- _Given instruction_
Go through the material below and report how many lines contain "into". Give only the number.

-- START OF Source records --

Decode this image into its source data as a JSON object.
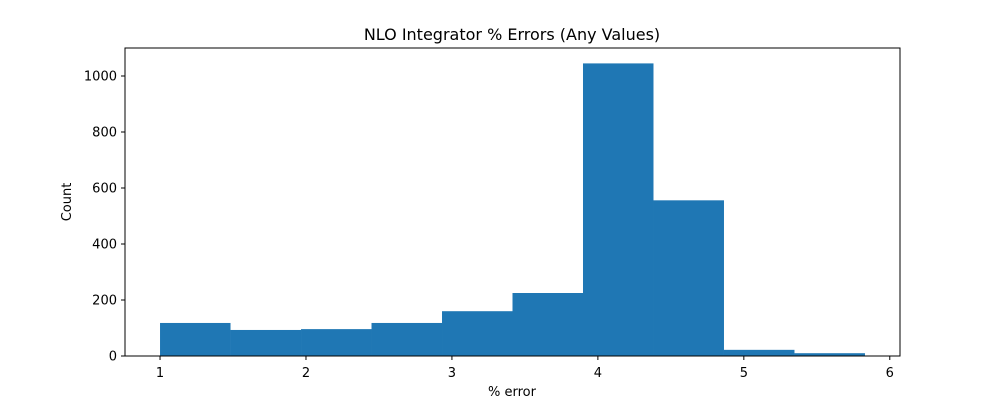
{
  "chart_data": {
    "type": "bar",
    "title": "NLO Integrator % Errors (Any Values)",
    "xlabel": "% error",
    "ylabel": "Count",
    "bin_edges": [
      1.0,
      1.483,
      1.966,
      2.449,
      2.932,
      3.415,
      3.898,
      4.381,
      4.864,
      5.347,
      5.83
    ],
    "values": [
      118,
      93,
      96,
      118,
      160,
      225,
      1045,
      556,
      22,
      10
    ],
    "xlim": [
      0.76,
      6.07
    ],
    "ylim": [
      0,
      1100
    ],
    "xticks": [
      1,
      2,
      3,
      4,
      5,
      6
    ],
    "yticks": [
      0,
      200,
      400,
      600,
      800,
      1000
    ],
    "bar_color": "#1f77b4",
    "grid": false,
    "legend": "none"
  }
}
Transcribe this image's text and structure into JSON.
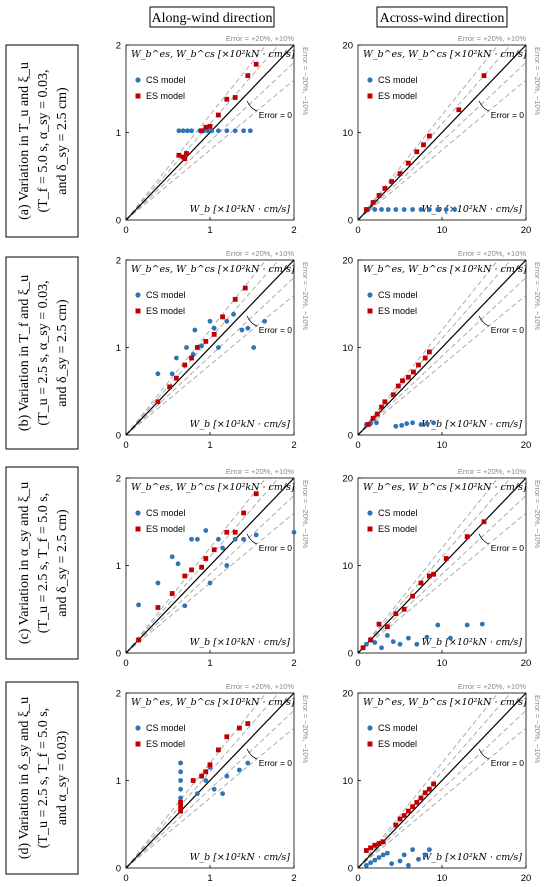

-- END OF Source records --

- _Output_
2